● **Required task**
Lines that hold the word "value" should be located and copied.

● **Dataset**

++++++++

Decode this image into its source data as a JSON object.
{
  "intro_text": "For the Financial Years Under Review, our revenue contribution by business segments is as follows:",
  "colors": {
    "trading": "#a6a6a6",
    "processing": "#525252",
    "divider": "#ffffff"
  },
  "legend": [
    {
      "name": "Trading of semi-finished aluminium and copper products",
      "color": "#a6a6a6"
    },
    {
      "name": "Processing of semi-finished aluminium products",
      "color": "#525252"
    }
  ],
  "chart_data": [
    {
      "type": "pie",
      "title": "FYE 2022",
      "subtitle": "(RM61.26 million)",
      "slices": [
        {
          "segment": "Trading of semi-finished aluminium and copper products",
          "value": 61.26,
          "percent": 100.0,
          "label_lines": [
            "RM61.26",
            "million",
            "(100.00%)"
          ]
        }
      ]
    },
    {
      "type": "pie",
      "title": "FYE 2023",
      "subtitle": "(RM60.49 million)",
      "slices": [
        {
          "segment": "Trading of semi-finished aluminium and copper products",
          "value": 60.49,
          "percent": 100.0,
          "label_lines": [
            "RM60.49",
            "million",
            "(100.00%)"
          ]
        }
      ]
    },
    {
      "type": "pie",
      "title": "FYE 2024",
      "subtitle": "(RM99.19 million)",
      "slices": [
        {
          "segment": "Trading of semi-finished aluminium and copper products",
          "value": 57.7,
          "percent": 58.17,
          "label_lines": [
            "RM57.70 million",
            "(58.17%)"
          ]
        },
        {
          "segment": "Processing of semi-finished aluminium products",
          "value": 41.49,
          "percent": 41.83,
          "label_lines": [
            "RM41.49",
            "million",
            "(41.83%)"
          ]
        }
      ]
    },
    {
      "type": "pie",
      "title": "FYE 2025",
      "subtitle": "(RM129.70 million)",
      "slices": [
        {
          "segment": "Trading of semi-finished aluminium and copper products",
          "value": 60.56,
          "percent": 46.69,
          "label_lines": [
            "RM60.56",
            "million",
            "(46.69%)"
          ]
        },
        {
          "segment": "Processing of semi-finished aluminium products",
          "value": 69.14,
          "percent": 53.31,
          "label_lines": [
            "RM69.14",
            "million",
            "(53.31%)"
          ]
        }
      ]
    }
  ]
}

++++++++

● **Exercise solution**
          "value": 61.26,
          "value": 60.49,
          "value": 57.7,
          "value": 41.49,
          "value": 60.56,
          "value": 69.14,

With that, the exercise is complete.